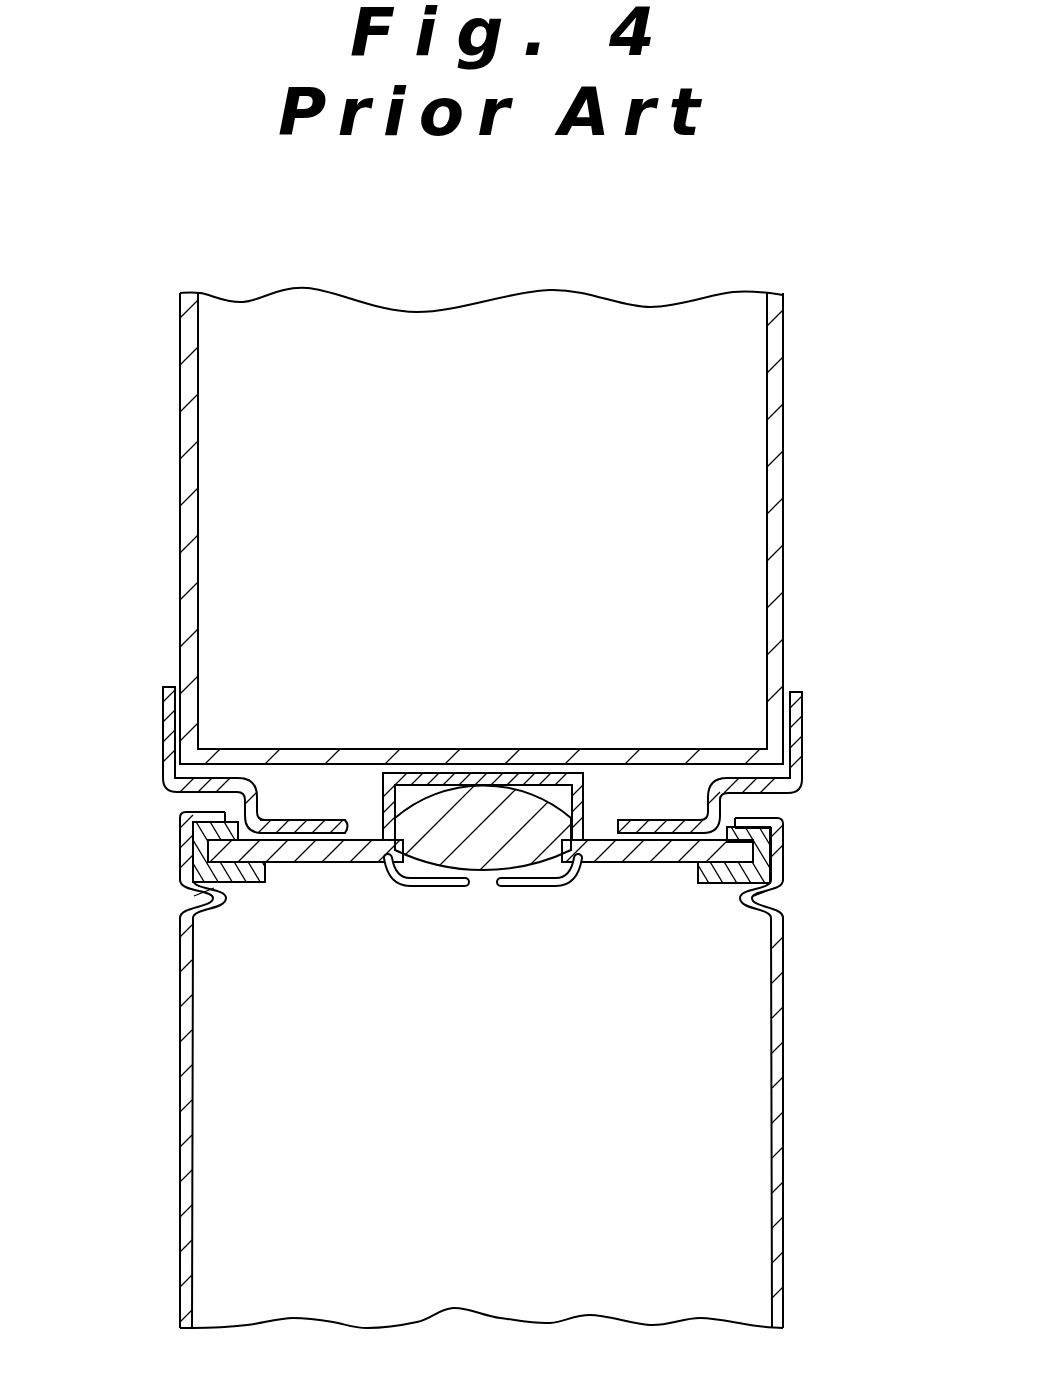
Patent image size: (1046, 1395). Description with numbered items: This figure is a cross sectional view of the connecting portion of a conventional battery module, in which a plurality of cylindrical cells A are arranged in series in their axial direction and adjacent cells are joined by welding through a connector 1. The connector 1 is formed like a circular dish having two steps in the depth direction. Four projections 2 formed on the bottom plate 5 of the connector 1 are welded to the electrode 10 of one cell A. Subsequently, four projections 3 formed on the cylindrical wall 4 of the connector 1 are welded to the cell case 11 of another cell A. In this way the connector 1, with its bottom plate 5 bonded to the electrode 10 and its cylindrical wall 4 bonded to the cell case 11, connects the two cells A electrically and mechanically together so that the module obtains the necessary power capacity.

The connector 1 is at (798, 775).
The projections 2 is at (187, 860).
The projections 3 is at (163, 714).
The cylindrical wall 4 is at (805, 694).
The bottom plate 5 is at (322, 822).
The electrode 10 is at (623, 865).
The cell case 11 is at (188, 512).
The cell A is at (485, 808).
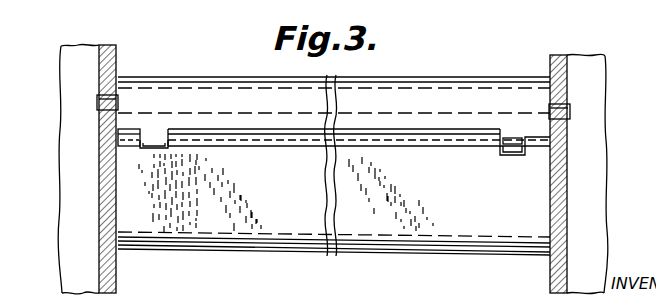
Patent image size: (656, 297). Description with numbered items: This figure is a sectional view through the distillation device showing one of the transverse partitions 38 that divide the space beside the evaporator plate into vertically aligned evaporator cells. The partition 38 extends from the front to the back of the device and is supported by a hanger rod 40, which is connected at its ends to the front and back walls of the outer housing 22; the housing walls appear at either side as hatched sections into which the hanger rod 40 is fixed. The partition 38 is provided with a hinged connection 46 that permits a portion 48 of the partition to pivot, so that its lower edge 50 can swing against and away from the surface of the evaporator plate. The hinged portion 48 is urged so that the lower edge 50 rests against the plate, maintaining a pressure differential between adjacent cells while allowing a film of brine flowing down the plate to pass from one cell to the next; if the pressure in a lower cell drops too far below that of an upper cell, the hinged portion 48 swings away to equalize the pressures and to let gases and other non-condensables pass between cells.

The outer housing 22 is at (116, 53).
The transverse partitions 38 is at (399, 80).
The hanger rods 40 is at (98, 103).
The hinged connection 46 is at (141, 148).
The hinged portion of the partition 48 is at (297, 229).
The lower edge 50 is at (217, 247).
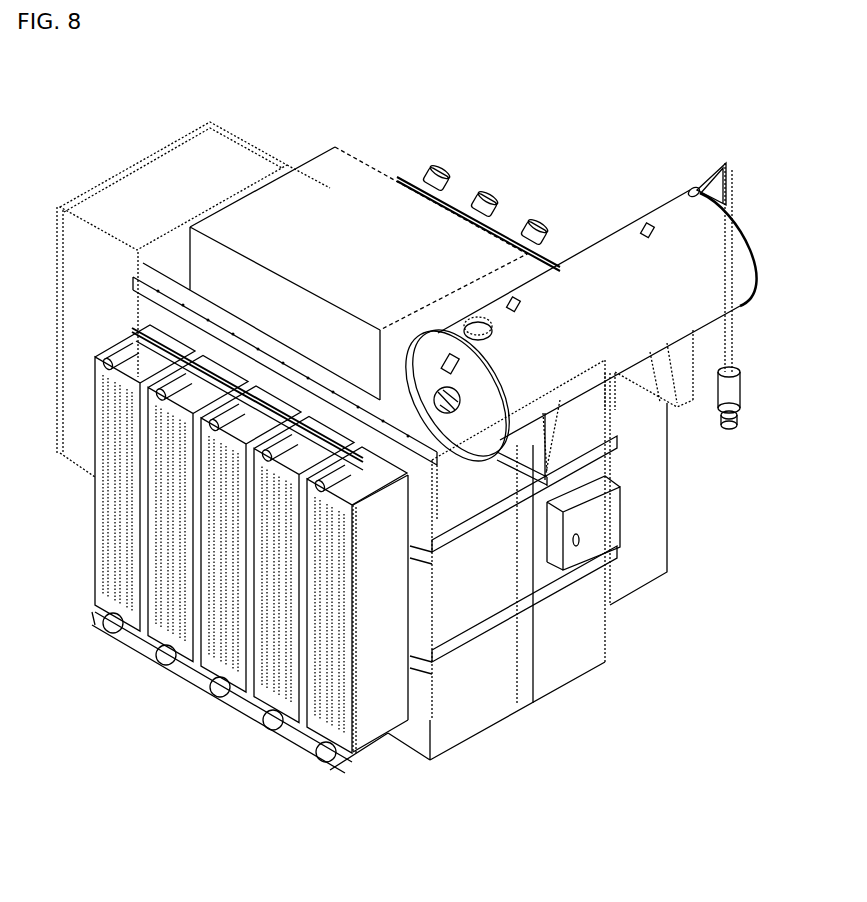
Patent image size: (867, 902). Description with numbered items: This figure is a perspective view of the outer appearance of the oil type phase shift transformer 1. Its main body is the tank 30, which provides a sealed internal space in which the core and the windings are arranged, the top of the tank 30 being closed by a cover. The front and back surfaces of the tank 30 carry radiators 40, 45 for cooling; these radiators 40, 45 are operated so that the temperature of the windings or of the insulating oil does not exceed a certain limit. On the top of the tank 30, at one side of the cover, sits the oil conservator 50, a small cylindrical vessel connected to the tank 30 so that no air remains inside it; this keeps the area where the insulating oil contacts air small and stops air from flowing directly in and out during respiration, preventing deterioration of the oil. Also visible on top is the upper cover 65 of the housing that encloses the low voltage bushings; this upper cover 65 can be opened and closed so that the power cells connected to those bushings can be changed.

▶ [About this exercise]: The answer is every line of the data, exactly as written, with the pictures dropped.

▶ [Finished task]:
Patent image size: (1046, 1395). Description with numbered items: This figure is a cross sectional view of the connecting portion of a conventional battery module, in which a plurality of cylindrical cells A are arranged in series in their axial direction and adjacent cells are joined by welding through a connector 1. The connector 1 is formed like a circular dish having two steps in the depth direction. Four projections 2 formed on the bottom plate 5 of the connector 1 are welded to the electrode 10 of one cell A. Subsequently, four projections 3 formed on the cylindrical wall 4 of the connector 1 are welded to the cell case 11 of another cell A. In this way the connector 1, with its bottom plate 5 bonded to the electrode 10 and its cylindrical wall 4 bonded to the cell case 11, connects the two cells A electrically and mechanically together so that the module obtains the necessary power capacity.

The connector 1 is at (798, 775).
The projections 2 is at (187, 860).
The projections 3 is at (163, 714).
The cylindrical wall 4 is at (805, 694).
The bottom plate 5 is at (322, 822).
The electrode 10 is at (623, 865).
The cell case 11 is at (188, 512).
The cell A is at (485, 808).
Patent image size: (656, 297). Description with numbered items: This figure is a sectional view through the distillation device showing one of the transverse partitions 38 that divide the space beside the evaporator plate into vertically aligned evaporator cells. The partition 38 extends from the front to the back of the device and is supported by a hanger rod 40, which is connected at its ends to the front and back walls of the outer housing 22; the housing walls appear at either side as hatched sections into which the hanger rod 40 is fixed. The partition 38 is provided with a hinged connection 46 that permits a portion 48 of the partition to pivot, so that its lower edge 50 can swing against and away from the surface of the evaporator plate. The hinged portion 48 is urged so that the lower edge 50 rests against the plate, maintaining a pressure differential between adjacent cells while allowing a film of brine flowing down the plate to pass from one cell to the next; if the pressure in a lower cell drops too far below that of an upper cell, the hinged portion 48 swings away to equalize the pressures and to let gases and other non-condensables pass between cells.

The outer housing 22 is at (116, 53).
The transverse partitions 38 is at (399, 80).
The hanger rods 40 is at (98, 103).
The hinged connection 46 is at (141, 148).
The hinged portion of the partition 48 is at (297, 229).
The lower edge 50 is at (217, 247).
Patent image size: (867, 902). Description with numbered items: This figure is a perspective view of the outer appearance of the oil type phase shift transformer 1. Its main body is the tank 30, which provides a sealed internal space in which the core and the windings are arranged, the top of the tank 30 being closed by a cover. The front and back surfaces of the tank 30 carry radiators 40, 45 for cooling; these radiators 40, 45 are operated so that the temperature of the windings or of the insulating oil does not exceed a certain limit. On the top of the tank 30, at one side of the cover, sits the oil conservator 50, a small cylindrical vessel connected to the tank 30 so that no air remains inside it; this keeps the area where the insulating oil contacts air small and stops air from flowing directly in and out during respiration, preventing deterioration of the oil. Also visible on top is the upper cover 65 of the housing that encloses the low voltage bushings; this upper cover 65 can be opened and closed so that the power cells connected to those bushings can be changed.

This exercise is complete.